▸ EXERCISE DATA
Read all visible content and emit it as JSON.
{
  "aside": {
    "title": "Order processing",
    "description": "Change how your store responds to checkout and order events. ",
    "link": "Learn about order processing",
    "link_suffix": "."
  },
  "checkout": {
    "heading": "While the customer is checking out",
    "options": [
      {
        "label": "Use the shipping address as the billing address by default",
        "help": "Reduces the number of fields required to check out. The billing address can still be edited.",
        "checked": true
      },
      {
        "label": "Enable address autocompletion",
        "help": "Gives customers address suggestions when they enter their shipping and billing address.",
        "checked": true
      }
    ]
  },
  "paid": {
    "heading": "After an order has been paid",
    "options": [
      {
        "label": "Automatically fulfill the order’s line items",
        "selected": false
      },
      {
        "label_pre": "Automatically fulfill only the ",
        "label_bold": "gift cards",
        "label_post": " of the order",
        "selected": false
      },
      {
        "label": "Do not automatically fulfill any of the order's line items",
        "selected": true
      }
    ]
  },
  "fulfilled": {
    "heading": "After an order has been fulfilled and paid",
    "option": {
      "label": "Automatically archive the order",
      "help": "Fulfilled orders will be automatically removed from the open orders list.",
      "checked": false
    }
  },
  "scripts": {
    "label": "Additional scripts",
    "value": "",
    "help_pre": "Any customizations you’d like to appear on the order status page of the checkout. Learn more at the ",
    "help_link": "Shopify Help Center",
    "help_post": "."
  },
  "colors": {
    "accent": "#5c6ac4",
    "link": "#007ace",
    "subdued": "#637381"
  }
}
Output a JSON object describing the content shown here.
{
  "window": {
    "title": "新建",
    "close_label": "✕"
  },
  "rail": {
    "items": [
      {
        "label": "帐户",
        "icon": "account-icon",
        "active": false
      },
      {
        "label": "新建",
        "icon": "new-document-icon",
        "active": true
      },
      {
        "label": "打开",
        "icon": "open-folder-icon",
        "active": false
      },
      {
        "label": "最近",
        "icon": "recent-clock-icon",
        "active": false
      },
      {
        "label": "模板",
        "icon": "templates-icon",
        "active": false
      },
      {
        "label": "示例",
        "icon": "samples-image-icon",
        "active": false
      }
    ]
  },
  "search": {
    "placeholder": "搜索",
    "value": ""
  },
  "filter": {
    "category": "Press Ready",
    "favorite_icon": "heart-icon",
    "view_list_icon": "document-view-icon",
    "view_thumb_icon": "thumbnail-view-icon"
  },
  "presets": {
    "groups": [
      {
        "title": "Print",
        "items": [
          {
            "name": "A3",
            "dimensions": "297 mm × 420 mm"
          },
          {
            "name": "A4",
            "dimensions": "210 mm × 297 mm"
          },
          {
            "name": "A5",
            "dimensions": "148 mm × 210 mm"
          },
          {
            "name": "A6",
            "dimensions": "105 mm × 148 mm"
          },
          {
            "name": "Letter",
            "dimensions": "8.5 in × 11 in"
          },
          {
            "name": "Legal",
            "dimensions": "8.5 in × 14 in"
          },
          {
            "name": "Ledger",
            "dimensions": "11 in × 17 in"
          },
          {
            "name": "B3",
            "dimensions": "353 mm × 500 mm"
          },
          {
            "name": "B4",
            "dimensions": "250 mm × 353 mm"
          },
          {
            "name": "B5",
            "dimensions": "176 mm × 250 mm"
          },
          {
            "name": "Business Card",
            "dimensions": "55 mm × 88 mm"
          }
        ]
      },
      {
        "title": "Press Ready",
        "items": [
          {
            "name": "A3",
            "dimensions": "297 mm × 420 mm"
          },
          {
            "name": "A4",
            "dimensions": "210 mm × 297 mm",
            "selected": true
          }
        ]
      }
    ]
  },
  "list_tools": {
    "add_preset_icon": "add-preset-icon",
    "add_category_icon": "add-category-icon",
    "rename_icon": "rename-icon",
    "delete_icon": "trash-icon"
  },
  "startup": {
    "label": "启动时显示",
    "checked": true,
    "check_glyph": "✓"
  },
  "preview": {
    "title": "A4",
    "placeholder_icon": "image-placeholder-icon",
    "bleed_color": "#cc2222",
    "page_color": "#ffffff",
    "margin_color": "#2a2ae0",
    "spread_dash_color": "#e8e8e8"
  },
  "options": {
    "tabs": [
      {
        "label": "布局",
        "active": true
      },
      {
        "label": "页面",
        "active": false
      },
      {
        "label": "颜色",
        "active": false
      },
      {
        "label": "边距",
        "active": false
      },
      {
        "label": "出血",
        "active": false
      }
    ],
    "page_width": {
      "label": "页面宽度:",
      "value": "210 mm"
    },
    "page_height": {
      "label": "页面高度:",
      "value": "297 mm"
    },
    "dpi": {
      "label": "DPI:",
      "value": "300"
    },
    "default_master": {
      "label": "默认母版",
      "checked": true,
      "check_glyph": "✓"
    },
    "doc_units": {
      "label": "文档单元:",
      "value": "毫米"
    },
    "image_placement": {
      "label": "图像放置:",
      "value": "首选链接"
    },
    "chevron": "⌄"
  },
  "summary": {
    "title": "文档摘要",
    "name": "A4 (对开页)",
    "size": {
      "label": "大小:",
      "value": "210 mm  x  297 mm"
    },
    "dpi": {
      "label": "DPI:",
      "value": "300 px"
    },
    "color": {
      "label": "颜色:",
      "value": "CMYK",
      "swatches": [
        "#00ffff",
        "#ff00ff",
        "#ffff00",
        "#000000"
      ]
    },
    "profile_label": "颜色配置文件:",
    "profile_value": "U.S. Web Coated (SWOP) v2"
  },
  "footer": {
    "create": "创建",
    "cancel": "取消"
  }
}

▸ WHAT YOU HAVE TO DO
Output a single number: how many lines contain the word "been".

▸ RESULT FOR THIS EXERCISE
2